>> Begin Information supplied

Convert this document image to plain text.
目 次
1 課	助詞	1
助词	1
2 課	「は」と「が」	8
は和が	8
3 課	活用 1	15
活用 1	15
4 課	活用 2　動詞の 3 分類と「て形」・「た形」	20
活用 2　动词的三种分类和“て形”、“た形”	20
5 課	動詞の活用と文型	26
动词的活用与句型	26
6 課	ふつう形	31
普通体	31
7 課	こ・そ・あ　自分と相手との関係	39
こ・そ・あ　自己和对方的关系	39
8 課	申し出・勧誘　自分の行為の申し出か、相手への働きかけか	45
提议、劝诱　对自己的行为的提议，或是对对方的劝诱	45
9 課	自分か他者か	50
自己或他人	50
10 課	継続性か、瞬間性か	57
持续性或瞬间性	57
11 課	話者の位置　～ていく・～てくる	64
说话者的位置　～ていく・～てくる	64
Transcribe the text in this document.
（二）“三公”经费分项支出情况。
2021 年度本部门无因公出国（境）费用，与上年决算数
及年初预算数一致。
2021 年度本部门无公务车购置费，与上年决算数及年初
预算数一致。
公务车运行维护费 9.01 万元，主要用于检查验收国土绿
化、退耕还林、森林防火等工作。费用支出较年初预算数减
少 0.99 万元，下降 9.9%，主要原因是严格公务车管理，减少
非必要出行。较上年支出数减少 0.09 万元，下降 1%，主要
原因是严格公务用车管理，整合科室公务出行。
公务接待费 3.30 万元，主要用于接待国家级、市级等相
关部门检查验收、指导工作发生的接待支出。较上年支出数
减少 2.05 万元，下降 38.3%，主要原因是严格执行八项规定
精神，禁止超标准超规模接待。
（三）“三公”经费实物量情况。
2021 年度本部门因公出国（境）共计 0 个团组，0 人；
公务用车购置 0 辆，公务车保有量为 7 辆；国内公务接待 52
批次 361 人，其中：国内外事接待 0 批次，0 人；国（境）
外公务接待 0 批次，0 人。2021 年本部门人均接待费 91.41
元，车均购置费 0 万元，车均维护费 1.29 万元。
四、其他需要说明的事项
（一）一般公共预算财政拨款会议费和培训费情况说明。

>> End Information supplied

What the exercise asks:
Using the records given above, list every line that includes the word "document".

Task response:
Convert this document image to plain text.
Transcribe the text in this document.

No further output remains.